Each entry below is to be duplicated verbatim.
### Given entries ###
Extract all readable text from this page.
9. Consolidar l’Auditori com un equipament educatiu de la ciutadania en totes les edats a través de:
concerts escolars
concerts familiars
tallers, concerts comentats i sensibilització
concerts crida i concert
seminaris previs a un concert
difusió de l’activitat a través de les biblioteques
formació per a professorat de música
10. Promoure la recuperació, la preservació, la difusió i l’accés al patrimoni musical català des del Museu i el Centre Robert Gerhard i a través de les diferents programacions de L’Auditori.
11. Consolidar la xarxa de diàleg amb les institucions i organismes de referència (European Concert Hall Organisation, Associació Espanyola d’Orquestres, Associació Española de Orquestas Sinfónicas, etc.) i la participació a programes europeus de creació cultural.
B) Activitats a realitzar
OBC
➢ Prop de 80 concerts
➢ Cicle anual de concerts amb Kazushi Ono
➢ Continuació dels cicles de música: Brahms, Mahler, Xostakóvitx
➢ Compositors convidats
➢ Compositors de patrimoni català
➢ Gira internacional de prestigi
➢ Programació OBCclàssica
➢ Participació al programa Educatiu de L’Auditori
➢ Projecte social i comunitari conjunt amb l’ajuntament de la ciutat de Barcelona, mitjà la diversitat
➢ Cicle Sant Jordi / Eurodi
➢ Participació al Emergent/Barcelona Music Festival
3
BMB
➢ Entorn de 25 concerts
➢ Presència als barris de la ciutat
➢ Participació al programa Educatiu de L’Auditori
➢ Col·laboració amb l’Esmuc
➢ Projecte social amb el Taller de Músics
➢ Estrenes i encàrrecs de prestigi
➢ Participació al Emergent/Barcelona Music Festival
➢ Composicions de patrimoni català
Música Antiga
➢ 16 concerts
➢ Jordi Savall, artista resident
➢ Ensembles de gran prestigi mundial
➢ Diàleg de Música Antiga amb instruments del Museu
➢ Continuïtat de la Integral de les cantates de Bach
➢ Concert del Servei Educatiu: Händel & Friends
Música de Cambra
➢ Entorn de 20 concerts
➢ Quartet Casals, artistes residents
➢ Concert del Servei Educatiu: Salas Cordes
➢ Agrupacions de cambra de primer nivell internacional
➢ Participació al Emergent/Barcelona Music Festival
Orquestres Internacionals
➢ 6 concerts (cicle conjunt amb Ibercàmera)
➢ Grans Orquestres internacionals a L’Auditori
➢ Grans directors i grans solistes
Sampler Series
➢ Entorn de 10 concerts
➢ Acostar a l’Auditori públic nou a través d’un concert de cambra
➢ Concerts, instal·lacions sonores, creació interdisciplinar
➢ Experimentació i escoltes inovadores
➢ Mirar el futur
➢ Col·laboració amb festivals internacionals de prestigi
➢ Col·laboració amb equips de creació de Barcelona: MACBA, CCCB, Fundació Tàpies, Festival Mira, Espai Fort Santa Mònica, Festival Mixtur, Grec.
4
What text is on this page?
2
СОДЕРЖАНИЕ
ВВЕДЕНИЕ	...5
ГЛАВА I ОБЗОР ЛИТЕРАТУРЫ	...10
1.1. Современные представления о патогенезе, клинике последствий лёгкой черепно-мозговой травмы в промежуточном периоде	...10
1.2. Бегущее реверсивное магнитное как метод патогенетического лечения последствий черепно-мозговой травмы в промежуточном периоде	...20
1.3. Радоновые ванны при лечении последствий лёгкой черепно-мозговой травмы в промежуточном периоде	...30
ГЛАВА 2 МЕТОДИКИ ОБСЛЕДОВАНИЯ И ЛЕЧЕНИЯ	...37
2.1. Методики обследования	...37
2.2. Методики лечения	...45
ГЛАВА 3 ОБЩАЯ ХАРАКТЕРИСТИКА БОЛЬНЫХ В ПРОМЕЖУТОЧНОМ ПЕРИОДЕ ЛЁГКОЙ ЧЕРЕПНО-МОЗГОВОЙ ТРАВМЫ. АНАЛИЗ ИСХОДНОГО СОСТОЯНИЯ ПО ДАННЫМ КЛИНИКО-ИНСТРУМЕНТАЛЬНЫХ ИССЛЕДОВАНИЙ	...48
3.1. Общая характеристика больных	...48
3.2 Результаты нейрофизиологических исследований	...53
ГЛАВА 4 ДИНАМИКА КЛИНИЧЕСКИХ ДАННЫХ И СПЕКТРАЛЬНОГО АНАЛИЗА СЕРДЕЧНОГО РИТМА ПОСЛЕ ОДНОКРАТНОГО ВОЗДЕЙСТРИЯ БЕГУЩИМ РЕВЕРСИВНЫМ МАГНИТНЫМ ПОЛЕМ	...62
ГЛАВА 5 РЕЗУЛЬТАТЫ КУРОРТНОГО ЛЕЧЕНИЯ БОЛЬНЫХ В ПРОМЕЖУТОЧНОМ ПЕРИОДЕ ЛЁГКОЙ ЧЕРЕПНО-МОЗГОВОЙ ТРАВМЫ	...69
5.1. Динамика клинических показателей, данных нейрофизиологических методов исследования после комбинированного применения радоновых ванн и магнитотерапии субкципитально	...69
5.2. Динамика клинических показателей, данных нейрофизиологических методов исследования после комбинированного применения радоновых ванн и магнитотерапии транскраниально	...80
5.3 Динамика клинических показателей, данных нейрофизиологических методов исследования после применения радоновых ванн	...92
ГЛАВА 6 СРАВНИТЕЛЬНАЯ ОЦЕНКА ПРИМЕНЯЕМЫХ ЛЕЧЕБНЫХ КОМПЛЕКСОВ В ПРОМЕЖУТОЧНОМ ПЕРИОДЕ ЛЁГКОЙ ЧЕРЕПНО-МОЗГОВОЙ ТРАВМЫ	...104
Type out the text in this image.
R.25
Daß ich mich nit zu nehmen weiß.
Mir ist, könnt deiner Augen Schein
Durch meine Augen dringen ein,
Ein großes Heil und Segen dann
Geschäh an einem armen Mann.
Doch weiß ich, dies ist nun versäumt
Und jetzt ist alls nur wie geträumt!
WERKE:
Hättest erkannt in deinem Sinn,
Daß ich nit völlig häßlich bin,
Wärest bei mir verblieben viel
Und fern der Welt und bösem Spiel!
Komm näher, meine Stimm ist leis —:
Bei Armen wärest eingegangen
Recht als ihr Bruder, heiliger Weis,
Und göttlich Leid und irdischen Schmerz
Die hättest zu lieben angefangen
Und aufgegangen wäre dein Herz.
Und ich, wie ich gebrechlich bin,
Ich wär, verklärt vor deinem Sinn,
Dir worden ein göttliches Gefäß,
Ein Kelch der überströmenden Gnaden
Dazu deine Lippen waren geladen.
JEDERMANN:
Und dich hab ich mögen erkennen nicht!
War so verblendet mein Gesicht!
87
###
→ **Exercise solution**
Extract all readable text from this page.
9. Consolidar l’Auditori com un equipament educatiu de la ciutadania en totes les edats a través de:
concerts escolars
concerts familiars
tallers, concerts comentats i sensibilització
concerts crida i concert
seminaris previs a un concert
difusió de l’activitat a través de les biblioteques
formació per a professorat de música
10. Promoure la recuperació, la preservació, la difusió i l’accés al patrimoni musical català des del Museu i el Centre Robert Gerhard i a través de les diferents programacions de L’Auditori.
11. Consolidar la xarxa de diàleg amb les institucions i organismes de referència (European Concert Hall Organisation, Associació Espanyola d’Orquestres, Associació Española de Orquestas Sinfónicas, etc.) i la participació a programes europeus de creació cultural.
B) Activitats a realitzar
OBC
➢ Prop de 80 concerts
➢ Cicle anual de concerts amb Kazushi Ono
➢ Continuació dels cicles de música: Brahms, Mahler, Xostakóvitx
➢ Compositors convidats
➢ Compositors de patrimoni català
➢ Gira internacional de prestigi
➢ Programació OBCclàssica
➢ Participació al programa Educatiu de L’Auditori
➢ Projecte social i comunitari conjunt amb l’ajuntament de la ciutat de Barcelona, mitjà la diversitat
➢ Cicle Sant Jordi / Eurodi
➢ Participació al Emergent/Barcelona Music Festival
3
BMB
➢ Entorn de 25 concerts
➢ Presència als barris de la ciutat
➢ Participació al programa Educatiu de L’Auditori
➢ Col·laboració amb l’Esmuc
➢ Projecte social amb el Taller de Músics
➢ Estrenes i encàrrecs de prestigi
➢ Participació al Emergent/Barcelona Music Festival
➢ Composicions de patrimoni català
Música Antiga
➢ 16 concerts
➢ Jordi Savall, artista resident
➢ Ensembles de gran prestigi mundial
➢ Diàleg de Música Antiga amb instruments del Museu
➢ Continuïtat de la Integral de les cantates de Bach
➢ Concert del Servei Educatiu: Händel & Friends
Música de Cambra
➢ Entorn de 20 concerts
➢ Quartet Casals, artistes residents
➢ Concert del Servei Educatiu: Salas Cordes
➢ Agrupacions de cambra de primer nivell internacional
➢ Participació al Emergent/Barcelona Music Festival
Orquestres Internacionals
➢ 6 concerts (cicle conjunt amb Ibercàmera)
➢ Grans Orquestres internacionals a L’Auditori
➢ Grans directors i grans solistes
Sampler Series
➢ Entorn de 10 concerts
➢ Acostar a l’Auditori públic nou a través d’un concert de cambra
➢ Concerts, instal·lacions sonores, creació interdisciplinar
➢ Experimentació i escoltes inovadores
➢ Mirar el futur
➢ Col·laboració amb festivals internacionals de prestigi
➢ Col·laboració amb equips de creació de Barcelona: MACBA, CCCB, Fundació Tàpies, Festival Mira, Espai Fort Santa Mònica, Festival Mixtur, Grec.
4
What text is on this page?
2
СОДЕРЖАНИЕ
ВВЕДЕНИЕ	...5
ГЛАВА I ОБЗОР ЛИТЕРАТУРЫ	...10
1.1. Современные представления о патогенезе, клинике последствий лёгкой черепно-мозговой травмы в промежуточном периоде	...10
1.2. Бегущее реверсивное магнитное как метод патогенетического лечения последствий черепно-мозговой травмы в промежуточном периоде	...20
1.3. Радоновые ванны при лечении последствий лёгкой черепно-мозговой травмы в промежуточном периоде	...30
ГЛАВА 2 МЕТОДИКИ ОБСЛЕДОВАНИЯ И ЛЕЧЕНИЯ	...37
2.1. Методики обследования	...37
2.2. Методики лечения	...45
ГЛАВА 3 ОБЩАЯ ХАРАКТЕРИСТИКА БОЛЬНЫХ В ПРОМЕЖУТОЧНОМ ПЕРИОДЕ ЛЁГКОЙ ЧЕРЕПНО-МОЗГОВОЙ ТРАВМЫ. АНАЛИЗ ИСХОДНОГО СОСТОЯНИЯ ПО ДАННЫМ КЛИНИКО-ИНСТРУМЕНТАЛЬНЫХ ИССЛЕДОВАНИЙ	...48
3.1. Общая характеристика больных	...48
3.2 Результаты нейрофизиологических исследований	...53
ГЛАВА 4 ДИНАМИКА КЛИНИЧЕСКИХ ДАННЫХ И СПЕКТРАЛЬНОГО АНАЛИЗА СЕРДЕЧНОГО РИТМА ПОСЛЕ ОДНОКРАТНОГО ВОЗДЕЙСТРИЯ БЕГУЩИМ РЕВЕРСИВНЫМ МАГНИТНЫМ ПОЛЕМ	...62
ГЛАВА 5 РЕЗУЛЬТАТЫ КУРОРТНОГО ЛЕЧЕНИЯ БОЛЬНЫХ В ПРОМЕЖУТОЧНОМ ПЕРИОДЕ ЛЁГКОЙ ЧЕРЕПНО-МОЗГОВОЙ ТРАВМЫ	...69
5.1. Динамика клинических показателей, данных нейрофизиологических методов исследования после комбинированного применения радоновых ванн и магнитотерапии субкципитально	...69
5.2. Динамика клинических показателей, данных нейрофизиологических методов исследования после комбинированного применения радоновых ванн и магнитотерапии транскраниально	...80
5.3 Динамика клинических показателей, данных нейрофизиологических методов исследования после применения радоновых ванн	...92
ГЛАВА 6 СРАВНИТЕЛЬНАЯ ОЦЕНКА ПРИМЕНЯЕМЫХ ЛЕЧЕБНЫХ КОМПЛЕКСОВ В ПРОМЕЖУТОЧНОМ ПЕРИОДЕ ЛЁГКОЙ ЧЕРЕПНО-МОЗГОВОЙ ТРАВМЫ	...104
Type out the text in this image.
R.25
Daß ich mich nit zu nehmen weiß.
Mir ist, könnt deiner Augen Schein
Durch meine Augen dringen ein,
Ein großes Heil und Segen dann
Geschäh an einem armen Mann.
Doch weiß ich, dies ist nun versäumt
Und jetzt ist alls nur wie geträumt!
WERKE:
Hättest erkannt in deinem Sinn,
Daß ich nit völlig häßlich bin,
Wärest bei mir verblieben viel
Und fern der Welt und bösem Spiel!
Komm näher, meine Stimm ist leis —:
Bei Armen wärest eingegangen
Recht als ihr Bruder, heiliger Weis,
Und göttlich Leid und irdischen Schmerz
Die hättest zu lieben angefangen
Und aufgegangen wäre dein Herz.
Und ich, wie ich gebrechlich bin,
Ich wär, verklärt vor deinem Sinn,
Dir worden ein göttliches Gefäß,
Ein Kelch der überströmenden Gnaden
Dazu deine Lippen waren geladen.
JEDERMANN:
Und dich hab ich mögen erkennen nicht!
War so verblendet mein Gesicht!
87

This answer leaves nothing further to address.